» WRITTEN INSTRUCTION
Copy the listing verbatim, excluding any images found in it.
[begin MATERIALS PROVIDED]
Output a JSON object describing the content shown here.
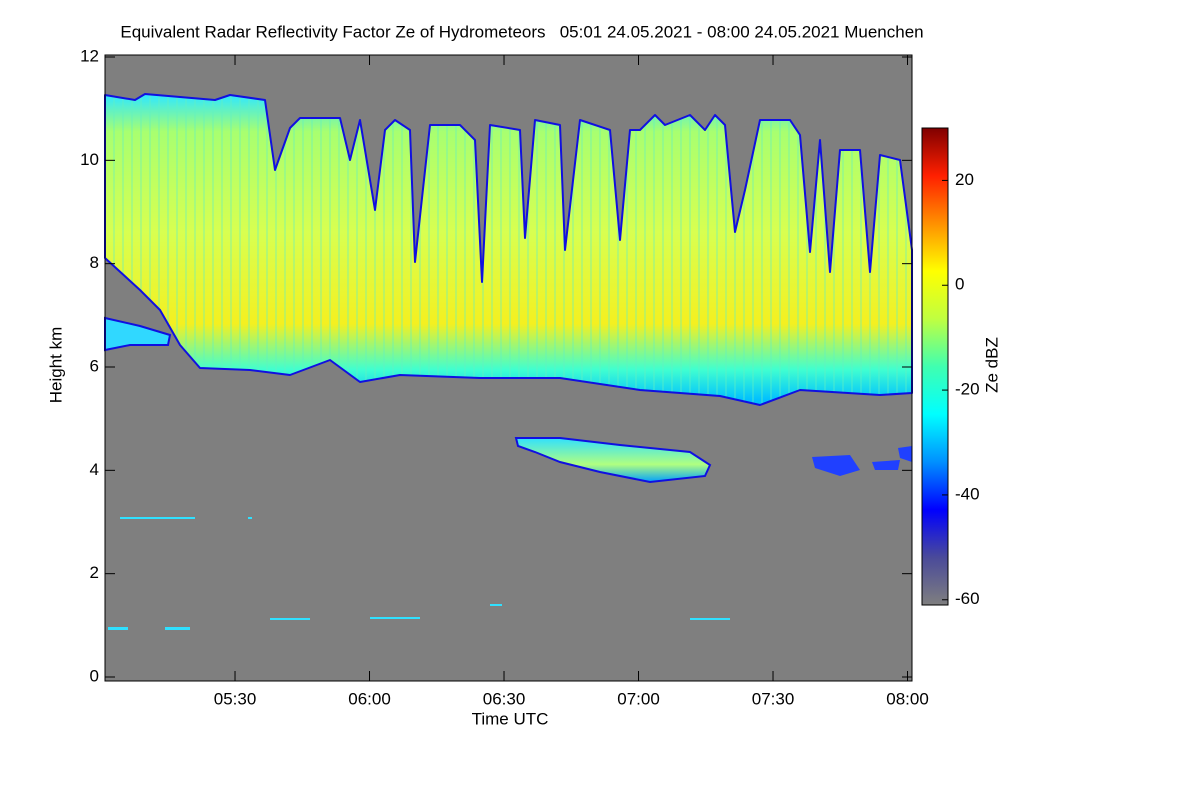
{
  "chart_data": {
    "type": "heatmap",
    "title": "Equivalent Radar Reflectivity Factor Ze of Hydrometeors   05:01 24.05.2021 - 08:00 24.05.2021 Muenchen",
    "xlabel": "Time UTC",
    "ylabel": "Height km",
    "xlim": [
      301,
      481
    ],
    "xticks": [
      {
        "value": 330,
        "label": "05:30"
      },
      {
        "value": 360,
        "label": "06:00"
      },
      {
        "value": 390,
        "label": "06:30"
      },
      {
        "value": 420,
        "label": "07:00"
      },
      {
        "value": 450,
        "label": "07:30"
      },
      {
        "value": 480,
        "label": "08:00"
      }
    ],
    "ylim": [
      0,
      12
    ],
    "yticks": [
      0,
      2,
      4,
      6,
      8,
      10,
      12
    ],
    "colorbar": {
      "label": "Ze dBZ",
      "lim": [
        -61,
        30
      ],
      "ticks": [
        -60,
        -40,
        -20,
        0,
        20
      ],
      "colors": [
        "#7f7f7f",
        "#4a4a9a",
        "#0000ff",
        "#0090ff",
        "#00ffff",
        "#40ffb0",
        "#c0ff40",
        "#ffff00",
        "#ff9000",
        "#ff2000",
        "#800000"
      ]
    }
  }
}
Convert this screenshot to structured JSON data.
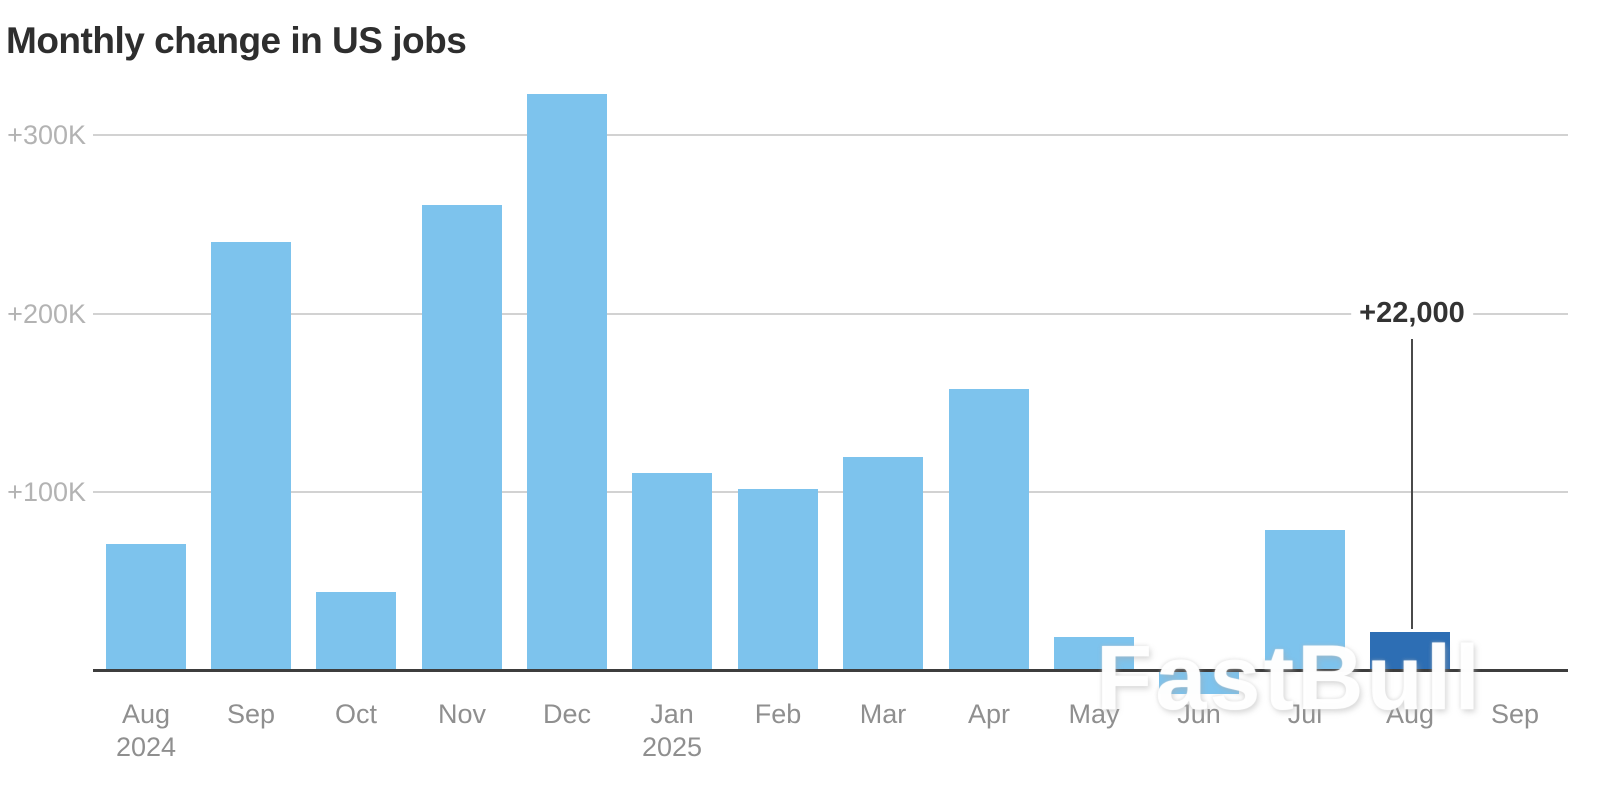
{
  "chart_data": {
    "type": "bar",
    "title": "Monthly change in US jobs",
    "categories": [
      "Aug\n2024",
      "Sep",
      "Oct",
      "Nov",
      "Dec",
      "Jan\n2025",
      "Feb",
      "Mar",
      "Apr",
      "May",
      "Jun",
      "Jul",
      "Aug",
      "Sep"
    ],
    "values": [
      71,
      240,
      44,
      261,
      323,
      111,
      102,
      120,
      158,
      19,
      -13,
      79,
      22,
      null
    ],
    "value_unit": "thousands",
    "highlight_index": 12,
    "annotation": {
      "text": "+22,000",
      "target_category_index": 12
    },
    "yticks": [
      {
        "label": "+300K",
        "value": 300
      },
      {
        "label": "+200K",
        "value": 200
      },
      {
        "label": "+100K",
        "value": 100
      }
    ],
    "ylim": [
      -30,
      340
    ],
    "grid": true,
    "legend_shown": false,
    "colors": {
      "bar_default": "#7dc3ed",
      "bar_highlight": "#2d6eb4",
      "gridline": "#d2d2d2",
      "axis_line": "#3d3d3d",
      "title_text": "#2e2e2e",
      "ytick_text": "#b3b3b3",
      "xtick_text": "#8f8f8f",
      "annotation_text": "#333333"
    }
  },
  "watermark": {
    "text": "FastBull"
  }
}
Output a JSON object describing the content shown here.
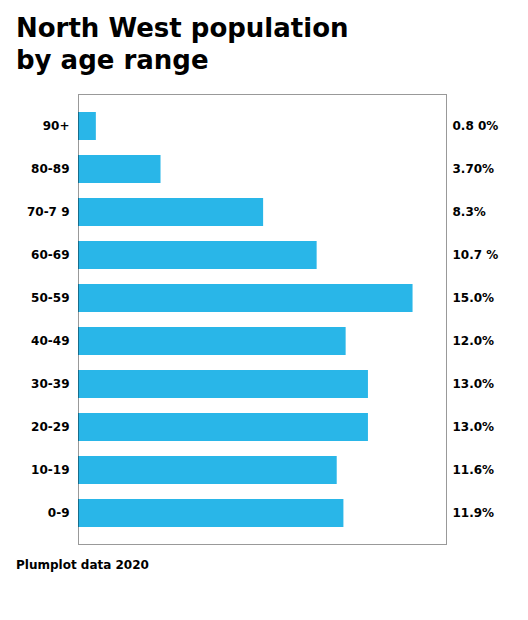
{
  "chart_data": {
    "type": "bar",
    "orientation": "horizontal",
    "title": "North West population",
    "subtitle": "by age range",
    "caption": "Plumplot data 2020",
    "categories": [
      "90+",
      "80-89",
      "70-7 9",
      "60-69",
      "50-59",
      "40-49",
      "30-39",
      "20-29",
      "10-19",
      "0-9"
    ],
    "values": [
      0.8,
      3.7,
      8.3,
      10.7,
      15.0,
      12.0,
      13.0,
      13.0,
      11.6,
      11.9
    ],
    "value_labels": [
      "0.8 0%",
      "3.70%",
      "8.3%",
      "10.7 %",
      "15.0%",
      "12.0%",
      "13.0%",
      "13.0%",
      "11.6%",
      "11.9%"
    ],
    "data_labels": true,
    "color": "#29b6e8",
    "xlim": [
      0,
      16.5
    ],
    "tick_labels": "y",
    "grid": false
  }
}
[end MATERIALS PROVIDED]
» RESULT OF THE EXERCISE
Output a JSON object describing the content shown here.
{
  "chart_data": {
    "type": "heatmap",
    "title": "Equivalent Radar Reflectivity Factor Ze of Hydrometeors   05:01 24.05.2021 - 08:00 24.05.2021 Muenchen",
    "xlabel": "Time UTC",
    "ylabel": "Height km",
    "xlim": [
      301,
      481
    ],
    "xticks": [
      {
        "value": 330,
        "label": "05:30"
      },
      {
        "value": 360,
        "label": "06:00"
      },
      {
        "value": 390,
        "label": "06:30"
      },
      {
        "value": 420,
        "label": "07:00"
      },
      {
        "value": 450,
        "label": "07:30"
      },
      {
        "value": 480,
        "label": "08:00"
      }
    ],
    "ylim": [
      0,
      12
    ],
    "yticks": [
      0,
      2,
      4,
      6,
      8,
      10,
      12
    ],
    "colorbar": {
      "label": "Ze dBZ",
      "lim": [
        -61,
        30
      ],
      "ticks": [
        -60,
        -40,
        -20,
        0,
        20
      ],
      "colors": [
        "#7f7f7f",
        "#4a4a9a",
        "#0000ff",
        "#0090ff",
        "#00ffff",
        "#40ffb0",
        "#c0ff40",
        "#ffff00",
        "#ff9000",
        "#ff2000",
        "#800000"
      ]
    }
  }
}
Convert this screenshot to structured JSON data.
{
  "chart_data": {
    "type": "bar",
    "title": "Monthly change in US jobs",
    "categories": [
      "Aug\n2024",
      "Sep",
      "Oct",
      "Nov",
      "Dec",
      "Jan\n2025",
      "Feb",
      "Mar",
      "Apr",
      "May",
      "Jun",
      "Jul",
      "Aug",
      "Sep"
    ],
    "values": [
      71,
      240,
      44,
      261,
      323,
      111,
      102,
      120,
      158,
      19,
      -13,
      79,
      22,
      null
    ],
    "value_unit": "thousands",
    "highlight_index": 12,
    "annotation": {
      "text": "+22,000",
      "target_category_index": 12
    },
    "yticks": [
      {
        "label": "+300K",
        "value": 300
      },
      {
        "label": "+200K",
        "value": 200
      },
      {
        "label": "+100K",
        "value": 100
      }
    ],
    "ylim": [
      -30,
      340
    ],
    "grid": true,
    "legend_shown": false,
    "colors": {
      "bar_default": "#7dc3ed",
      "bar_highlight": "#2d6eb4",
      "gridline": "#d2d2d2",
      "axis_line": "#3d3d3d",
      "title_text": "#2e2e2e",
      "ytick_text": "#b3b3b3",
      "xtick_text": "#8f8f8f",
      "annotation_text": "#333333"
    }
  },
  "watermark": {
    "text": "FastBull"
  }
}
Output a JSON object describing the content shown here.
{
  "chart_data": {
    "type": "bar",
    "orientation": "horizontal",
    "title": "North West population",
    "subtitle": "by age range",
    "caption": "Plumplot data 2020",
    "categories": [
      "90+",
      "80-89",
      "70-7 9",
      "60-69",
      "50-59",
      "40-49",
      "30-39",
      "20-29",
      "10-19",
      "0-9"
    ],
    "values": [
      0.8,
      3.7,
      8.3,
      10.7,
      15.0,
      12.0,
      13.0,
      13.0,
      11.6,
      11.9
    ],
    "value_labels": [
      "0.8 0%",
      "3.70%",
      "8.3%",
      "10.7 %",
      "15.0%",
      "12.0%",
      "13.0%",
      "13.0%",
      "11.6%",
      "11.9%"
    ],
    "data_labels": true,
    "color": "#29b6e8",
    "xlim": [
      0,
      16.5
    ],
    "tick_labels": "y",
    "grid": false
  }
}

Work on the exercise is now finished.